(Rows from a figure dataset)
########
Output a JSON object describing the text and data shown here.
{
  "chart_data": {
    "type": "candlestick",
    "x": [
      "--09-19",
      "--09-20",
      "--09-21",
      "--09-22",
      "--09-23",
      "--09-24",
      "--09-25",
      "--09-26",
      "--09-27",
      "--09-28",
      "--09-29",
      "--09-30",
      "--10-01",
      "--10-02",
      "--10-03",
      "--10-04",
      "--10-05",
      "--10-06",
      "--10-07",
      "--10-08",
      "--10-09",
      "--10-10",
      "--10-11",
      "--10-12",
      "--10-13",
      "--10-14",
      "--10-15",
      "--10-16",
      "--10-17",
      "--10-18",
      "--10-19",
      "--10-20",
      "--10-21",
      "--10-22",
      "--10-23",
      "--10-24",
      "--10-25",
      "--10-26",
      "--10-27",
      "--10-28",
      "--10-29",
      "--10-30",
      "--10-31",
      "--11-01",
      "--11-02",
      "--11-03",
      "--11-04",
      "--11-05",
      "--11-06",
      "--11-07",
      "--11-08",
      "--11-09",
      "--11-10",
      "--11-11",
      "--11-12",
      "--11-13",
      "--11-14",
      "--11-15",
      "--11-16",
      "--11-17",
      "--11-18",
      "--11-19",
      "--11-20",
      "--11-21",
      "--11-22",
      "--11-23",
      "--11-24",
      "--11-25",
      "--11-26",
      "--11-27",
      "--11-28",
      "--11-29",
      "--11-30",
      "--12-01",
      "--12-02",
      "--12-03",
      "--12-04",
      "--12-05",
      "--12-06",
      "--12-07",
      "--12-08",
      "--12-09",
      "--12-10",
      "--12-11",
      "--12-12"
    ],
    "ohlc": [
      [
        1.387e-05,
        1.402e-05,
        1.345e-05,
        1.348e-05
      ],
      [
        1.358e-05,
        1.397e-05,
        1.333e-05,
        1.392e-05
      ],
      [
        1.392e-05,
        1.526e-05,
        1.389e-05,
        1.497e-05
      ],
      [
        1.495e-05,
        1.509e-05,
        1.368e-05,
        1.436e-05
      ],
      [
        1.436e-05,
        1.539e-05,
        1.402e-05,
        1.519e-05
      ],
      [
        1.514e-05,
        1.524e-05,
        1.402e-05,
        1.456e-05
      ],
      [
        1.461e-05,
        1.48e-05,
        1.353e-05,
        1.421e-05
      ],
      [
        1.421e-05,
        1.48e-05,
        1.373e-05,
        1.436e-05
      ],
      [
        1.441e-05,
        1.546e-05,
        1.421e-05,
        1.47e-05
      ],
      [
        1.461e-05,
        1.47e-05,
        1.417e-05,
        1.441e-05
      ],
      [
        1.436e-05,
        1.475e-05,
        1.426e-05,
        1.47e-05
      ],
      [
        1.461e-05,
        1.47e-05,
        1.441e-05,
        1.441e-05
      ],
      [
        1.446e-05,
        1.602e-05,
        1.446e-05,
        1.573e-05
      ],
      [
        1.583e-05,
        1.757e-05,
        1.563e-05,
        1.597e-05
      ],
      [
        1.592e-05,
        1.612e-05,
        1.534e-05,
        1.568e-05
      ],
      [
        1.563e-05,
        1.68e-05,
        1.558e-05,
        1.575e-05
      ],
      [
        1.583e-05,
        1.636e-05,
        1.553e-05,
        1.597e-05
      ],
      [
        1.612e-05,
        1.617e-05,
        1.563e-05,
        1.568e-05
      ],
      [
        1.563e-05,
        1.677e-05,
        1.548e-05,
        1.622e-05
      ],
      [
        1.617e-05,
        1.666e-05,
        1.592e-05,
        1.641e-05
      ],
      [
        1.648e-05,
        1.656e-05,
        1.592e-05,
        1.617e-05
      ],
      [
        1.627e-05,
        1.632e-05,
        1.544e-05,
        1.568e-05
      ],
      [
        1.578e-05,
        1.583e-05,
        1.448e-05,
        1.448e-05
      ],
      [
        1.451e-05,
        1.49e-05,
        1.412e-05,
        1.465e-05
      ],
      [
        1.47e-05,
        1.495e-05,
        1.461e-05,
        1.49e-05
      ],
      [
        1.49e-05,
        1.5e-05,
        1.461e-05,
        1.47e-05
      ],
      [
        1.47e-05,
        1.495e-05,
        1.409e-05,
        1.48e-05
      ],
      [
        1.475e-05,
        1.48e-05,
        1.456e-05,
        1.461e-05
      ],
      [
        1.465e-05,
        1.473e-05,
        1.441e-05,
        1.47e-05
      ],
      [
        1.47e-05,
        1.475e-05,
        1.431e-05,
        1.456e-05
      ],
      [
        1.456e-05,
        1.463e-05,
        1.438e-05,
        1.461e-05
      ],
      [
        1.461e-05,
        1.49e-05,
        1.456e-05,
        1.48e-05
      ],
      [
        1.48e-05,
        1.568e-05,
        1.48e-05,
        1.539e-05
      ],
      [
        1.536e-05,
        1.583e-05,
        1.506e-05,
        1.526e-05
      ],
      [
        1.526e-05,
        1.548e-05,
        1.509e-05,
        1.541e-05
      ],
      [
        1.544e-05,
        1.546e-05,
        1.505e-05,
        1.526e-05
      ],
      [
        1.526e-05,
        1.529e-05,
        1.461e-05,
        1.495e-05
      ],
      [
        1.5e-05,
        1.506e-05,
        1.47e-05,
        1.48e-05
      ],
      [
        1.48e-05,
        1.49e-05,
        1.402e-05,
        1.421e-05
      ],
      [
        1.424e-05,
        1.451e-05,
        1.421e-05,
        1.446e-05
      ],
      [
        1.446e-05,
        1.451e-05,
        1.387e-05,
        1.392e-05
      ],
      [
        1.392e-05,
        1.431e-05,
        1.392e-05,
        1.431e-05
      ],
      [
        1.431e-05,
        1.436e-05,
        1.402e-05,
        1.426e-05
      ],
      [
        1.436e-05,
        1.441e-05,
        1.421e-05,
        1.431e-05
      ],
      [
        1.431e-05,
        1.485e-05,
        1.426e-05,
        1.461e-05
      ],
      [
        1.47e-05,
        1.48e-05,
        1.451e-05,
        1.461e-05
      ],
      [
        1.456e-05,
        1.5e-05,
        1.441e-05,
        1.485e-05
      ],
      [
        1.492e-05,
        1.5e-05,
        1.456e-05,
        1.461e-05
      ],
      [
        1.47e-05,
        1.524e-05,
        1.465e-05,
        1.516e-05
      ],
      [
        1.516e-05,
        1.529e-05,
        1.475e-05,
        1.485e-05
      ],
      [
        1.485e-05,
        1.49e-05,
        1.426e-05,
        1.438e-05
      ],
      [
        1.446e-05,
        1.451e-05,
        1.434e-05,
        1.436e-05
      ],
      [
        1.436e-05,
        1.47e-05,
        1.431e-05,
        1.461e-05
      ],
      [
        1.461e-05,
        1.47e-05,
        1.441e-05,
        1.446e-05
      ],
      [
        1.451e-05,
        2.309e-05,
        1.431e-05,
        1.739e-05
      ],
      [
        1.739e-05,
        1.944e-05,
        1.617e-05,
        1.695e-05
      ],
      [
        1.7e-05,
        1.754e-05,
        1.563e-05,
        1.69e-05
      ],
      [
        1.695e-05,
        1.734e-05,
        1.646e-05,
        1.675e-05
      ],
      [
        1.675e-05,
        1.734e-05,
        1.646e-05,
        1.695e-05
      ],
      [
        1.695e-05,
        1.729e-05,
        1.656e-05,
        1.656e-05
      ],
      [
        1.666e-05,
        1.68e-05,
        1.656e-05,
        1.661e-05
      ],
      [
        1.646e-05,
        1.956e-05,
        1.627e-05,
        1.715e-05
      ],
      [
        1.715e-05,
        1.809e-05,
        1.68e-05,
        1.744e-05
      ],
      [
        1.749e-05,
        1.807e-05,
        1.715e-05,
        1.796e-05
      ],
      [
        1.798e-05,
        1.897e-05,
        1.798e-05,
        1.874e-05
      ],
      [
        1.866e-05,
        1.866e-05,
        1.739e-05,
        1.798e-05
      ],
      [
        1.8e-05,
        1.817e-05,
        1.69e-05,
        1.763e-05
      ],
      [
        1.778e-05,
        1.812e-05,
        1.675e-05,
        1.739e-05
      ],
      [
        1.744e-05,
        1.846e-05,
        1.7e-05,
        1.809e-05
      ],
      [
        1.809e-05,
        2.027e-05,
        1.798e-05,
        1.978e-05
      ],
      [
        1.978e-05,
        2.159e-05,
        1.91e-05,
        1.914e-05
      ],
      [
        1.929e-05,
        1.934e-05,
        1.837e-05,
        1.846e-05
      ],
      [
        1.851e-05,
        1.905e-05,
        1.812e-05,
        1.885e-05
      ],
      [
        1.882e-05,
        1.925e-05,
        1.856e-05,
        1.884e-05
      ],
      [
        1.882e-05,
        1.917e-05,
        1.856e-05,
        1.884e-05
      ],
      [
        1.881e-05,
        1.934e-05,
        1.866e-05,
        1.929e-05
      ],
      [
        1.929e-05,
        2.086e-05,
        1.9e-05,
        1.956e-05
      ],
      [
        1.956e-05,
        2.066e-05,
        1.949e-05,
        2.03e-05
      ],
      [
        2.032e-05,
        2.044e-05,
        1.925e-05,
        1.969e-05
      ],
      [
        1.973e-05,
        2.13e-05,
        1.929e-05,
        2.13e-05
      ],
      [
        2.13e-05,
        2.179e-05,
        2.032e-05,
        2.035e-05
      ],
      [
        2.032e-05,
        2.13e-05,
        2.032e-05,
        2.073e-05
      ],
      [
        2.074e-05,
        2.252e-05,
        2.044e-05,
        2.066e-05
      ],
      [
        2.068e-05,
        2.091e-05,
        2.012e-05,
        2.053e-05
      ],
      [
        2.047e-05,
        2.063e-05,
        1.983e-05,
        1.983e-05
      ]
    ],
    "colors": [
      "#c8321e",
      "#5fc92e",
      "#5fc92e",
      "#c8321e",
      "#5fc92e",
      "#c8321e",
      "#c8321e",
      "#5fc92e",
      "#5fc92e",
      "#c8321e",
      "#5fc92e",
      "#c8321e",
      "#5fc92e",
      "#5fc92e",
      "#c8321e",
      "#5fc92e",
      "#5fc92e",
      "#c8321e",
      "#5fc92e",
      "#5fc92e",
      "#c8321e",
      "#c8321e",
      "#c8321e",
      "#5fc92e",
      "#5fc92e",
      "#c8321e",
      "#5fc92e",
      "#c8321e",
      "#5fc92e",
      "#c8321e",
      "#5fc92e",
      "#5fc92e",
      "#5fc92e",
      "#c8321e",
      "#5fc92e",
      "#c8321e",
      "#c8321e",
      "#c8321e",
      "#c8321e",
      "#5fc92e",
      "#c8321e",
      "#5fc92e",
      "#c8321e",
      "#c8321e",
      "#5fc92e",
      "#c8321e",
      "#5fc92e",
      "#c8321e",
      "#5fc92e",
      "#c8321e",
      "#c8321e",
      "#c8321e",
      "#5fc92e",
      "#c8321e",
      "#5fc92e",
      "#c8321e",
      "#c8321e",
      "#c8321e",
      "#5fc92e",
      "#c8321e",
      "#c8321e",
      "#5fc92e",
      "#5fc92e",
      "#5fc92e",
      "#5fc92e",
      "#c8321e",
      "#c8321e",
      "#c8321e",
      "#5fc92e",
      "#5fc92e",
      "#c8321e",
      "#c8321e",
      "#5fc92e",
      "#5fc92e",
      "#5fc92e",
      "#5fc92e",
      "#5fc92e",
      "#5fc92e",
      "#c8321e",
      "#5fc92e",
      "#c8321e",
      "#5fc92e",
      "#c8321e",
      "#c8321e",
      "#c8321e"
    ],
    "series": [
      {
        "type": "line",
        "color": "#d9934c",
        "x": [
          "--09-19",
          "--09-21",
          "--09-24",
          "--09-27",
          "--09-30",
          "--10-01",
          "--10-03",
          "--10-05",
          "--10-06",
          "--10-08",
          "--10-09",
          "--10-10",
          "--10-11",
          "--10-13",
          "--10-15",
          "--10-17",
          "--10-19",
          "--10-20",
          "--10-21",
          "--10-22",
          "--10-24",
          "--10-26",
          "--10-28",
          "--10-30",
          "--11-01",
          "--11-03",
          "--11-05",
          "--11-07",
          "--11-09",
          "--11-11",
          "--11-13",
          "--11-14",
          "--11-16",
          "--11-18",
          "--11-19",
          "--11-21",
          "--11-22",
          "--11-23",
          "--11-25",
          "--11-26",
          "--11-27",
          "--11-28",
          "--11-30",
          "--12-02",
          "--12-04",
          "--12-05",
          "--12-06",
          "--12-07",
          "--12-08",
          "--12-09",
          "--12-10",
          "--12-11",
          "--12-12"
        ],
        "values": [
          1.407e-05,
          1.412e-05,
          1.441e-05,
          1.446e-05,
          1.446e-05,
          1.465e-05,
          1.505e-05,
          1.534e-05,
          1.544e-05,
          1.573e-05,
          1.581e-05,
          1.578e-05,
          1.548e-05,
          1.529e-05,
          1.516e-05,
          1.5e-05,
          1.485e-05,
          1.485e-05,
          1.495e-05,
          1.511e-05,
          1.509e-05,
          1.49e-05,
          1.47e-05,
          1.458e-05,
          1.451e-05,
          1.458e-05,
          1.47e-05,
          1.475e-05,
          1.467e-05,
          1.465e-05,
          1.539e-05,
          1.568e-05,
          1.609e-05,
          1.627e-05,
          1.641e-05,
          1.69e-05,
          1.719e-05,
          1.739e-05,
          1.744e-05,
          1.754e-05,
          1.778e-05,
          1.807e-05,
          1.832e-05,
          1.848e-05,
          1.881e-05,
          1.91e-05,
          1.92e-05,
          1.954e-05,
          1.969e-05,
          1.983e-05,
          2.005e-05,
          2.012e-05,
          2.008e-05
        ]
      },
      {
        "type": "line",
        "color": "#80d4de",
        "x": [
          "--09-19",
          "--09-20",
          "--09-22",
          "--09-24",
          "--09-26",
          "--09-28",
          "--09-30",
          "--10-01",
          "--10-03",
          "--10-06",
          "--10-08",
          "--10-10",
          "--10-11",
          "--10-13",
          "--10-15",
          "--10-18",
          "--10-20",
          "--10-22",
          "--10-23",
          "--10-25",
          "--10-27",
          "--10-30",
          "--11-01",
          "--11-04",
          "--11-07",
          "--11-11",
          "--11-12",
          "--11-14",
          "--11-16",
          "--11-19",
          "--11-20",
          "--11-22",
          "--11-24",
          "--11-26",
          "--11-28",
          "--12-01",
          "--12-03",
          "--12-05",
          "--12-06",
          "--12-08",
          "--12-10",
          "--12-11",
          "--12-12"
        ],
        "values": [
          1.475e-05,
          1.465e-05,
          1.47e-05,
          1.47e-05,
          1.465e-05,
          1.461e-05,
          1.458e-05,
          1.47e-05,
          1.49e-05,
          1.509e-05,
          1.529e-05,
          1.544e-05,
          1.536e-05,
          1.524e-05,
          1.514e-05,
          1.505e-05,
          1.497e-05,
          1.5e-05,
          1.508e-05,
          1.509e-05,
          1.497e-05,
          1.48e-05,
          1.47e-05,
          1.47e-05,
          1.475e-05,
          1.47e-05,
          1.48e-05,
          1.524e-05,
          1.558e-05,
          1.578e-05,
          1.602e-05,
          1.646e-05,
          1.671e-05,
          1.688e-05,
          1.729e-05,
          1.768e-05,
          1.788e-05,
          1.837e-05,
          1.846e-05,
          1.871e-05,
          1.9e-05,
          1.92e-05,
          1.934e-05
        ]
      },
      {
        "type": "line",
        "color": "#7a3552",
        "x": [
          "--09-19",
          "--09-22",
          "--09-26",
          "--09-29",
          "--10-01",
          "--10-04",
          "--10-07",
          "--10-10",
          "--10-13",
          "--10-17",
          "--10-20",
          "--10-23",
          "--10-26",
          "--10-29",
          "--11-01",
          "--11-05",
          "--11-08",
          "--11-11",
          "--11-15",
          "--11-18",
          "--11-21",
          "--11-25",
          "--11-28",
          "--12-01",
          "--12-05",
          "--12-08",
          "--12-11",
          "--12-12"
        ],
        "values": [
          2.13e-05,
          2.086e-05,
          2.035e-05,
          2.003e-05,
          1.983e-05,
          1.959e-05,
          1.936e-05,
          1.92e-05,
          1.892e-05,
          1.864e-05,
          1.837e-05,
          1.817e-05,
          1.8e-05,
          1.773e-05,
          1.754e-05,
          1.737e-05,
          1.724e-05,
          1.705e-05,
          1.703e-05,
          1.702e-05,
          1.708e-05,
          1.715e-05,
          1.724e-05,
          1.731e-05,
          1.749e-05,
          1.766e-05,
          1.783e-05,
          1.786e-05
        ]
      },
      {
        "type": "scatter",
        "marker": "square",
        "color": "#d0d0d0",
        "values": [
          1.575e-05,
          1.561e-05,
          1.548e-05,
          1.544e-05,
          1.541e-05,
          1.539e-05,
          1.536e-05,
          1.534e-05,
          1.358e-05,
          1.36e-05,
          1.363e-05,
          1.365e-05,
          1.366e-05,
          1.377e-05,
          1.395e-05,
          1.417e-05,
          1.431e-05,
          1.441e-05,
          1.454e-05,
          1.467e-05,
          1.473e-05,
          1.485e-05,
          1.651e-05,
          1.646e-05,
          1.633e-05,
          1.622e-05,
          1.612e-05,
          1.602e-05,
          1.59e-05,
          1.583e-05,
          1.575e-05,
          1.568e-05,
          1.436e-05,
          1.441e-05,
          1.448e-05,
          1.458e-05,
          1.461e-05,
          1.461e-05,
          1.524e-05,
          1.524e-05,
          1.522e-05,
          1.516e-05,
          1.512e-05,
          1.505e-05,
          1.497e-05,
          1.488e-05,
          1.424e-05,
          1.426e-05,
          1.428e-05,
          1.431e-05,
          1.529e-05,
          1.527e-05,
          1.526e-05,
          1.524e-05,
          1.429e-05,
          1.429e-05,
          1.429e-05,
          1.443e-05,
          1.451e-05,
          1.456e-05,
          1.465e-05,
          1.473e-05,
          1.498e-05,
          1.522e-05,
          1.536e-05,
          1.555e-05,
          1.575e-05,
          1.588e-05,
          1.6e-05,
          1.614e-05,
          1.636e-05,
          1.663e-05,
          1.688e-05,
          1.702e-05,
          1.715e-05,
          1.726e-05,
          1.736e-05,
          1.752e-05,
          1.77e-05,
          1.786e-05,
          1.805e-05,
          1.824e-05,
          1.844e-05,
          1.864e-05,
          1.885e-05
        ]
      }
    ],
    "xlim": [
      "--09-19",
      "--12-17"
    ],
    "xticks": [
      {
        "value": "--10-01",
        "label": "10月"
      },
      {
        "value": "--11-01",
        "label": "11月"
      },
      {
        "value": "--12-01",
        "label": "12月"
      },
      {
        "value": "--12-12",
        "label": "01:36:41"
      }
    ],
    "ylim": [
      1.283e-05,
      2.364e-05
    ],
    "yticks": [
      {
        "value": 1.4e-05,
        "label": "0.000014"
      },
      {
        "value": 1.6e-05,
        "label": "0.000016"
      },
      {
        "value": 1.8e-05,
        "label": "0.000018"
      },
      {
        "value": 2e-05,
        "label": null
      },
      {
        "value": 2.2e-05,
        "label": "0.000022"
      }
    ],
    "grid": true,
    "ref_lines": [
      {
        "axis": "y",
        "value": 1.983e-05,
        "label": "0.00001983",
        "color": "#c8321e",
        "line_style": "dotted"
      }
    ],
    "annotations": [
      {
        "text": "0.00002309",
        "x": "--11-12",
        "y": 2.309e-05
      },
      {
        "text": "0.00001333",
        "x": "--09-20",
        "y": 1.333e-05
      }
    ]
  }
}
########
• _STATED EXERCISE_
Isolate the lines that hold the word "text" and copy all of them.

• _FINISHED TASK_
Output a JSON object describing the text and data shown here.
        "text": "0.00002309",
        "text": "0.00001333",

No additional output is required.